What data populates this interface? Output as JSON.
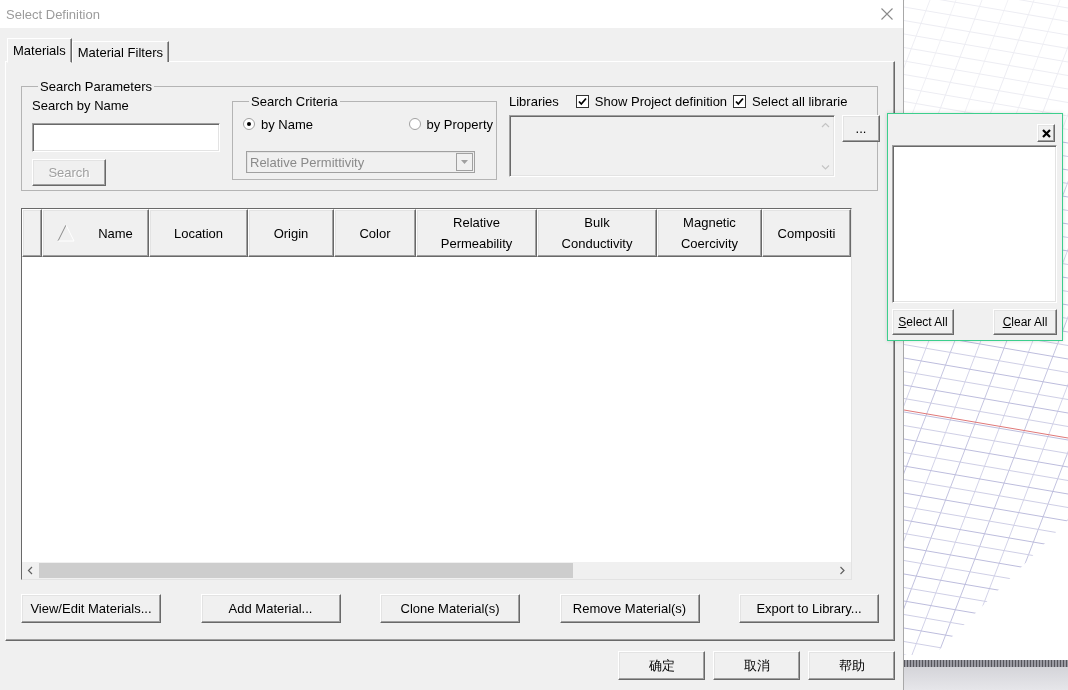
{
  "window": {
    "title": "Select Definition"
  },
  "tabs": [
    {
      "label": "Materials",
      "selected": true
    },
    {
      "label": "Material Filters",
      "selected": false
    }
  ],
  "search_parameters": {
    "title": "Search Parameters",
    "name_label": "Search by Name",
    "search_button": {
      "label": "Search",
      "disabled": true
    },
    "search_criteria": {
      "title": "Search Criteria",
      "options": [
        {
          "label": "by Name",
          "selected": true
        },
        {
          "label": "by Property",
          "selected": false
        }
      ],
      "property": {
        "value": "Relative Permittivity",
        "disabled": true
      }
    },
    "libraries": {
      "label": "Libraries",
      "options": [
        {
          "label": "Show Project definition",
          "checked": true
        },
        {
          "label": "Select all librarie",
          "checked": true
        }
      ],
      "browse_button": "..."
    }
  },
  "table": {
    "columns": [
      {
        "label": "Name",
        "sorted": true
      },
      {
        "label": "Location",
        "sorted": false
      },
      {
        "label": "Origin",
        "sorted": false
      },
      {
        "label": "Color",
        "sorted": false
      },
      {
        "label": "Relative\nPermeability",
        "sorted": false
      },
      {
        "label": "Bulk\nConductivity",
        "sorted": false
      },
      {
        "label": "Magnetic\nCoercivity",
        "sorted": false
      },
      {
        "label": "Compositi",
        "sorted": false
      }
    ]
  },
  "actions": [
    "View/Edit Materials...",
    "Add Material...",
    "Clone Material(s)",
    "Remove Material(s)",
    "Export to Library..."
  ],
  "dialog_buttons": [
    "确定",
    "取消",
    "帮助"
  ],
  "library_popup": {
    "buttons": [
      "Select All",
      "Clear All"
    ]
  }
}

------------------------------------

• Task instructions:
Output the entries above exactly. Drop the pictures.

• Output of the exercise:
What data populates this interface? Output as JSON.
{
  "window": {
    "title": "Select Definition"
  },
  "tabs": [
    {
      "label": "Materials",
      "selected": true
    },
    {
      "label": "Material Filters",
      "selected": false
    }
  ],
  "search_parameters": {
    "title": "Search Parameters",
    "name_label": "Search by Name",
    "search_button": {
      "label": "Search",
      "disabled": true
    },
    "search_criteria": {
      "title": "Search Criteria",
      "options": [
        {
          "label": "by Name",
          "selected": true
        },
        {
          "label": "by Property",
          "selected": false
        }
      ],
      "property": {
        "value": "Relative Permittivity",
        "disabled": true
      }
    },
    "libraries": {
      "label": "Libraries",
      "options": [
        {
          "label": "Show Project definition",
          "checked": true
        },
        {
          "label": "Select all librarie",
          "checked": true
        }
      ],
      "browse_button": "..."
    }
  },
  "table": {
    "columns": [
      {
        "label": "Name",
        "sorted": true
      },
      {
        "label": "Location",
        "sorted": false
      },
      {
        "label": "Origin",
        "sorted": false
      },
      {
        "label": "Color",
        "sorted": false
      },
      {
        "label": "Relative\nPermeability",
        "sorted": false
      },
      {
        "label": "Bulk\nConductivity",
        "sorted": false
      },
      {
        "label": "Magnetic\nCoercivity",
        "sorted": false
      },
      {
        "label": "Compositi",
        "sorted": false
      }
    ]
  },
  "actions": [
    "View/Edit Materials...",
    "Add Material...",
    "Clone Material(s)",
    "Remove Material(s)",
    "Export to Library..."
  ],
  "dialog_buttons": [
    "确定",
    "取消",
    "帮助"
  ],
  "library_popup": {
    "buttons": [
      "Select All",
      "Clear All"
    ]
  }
}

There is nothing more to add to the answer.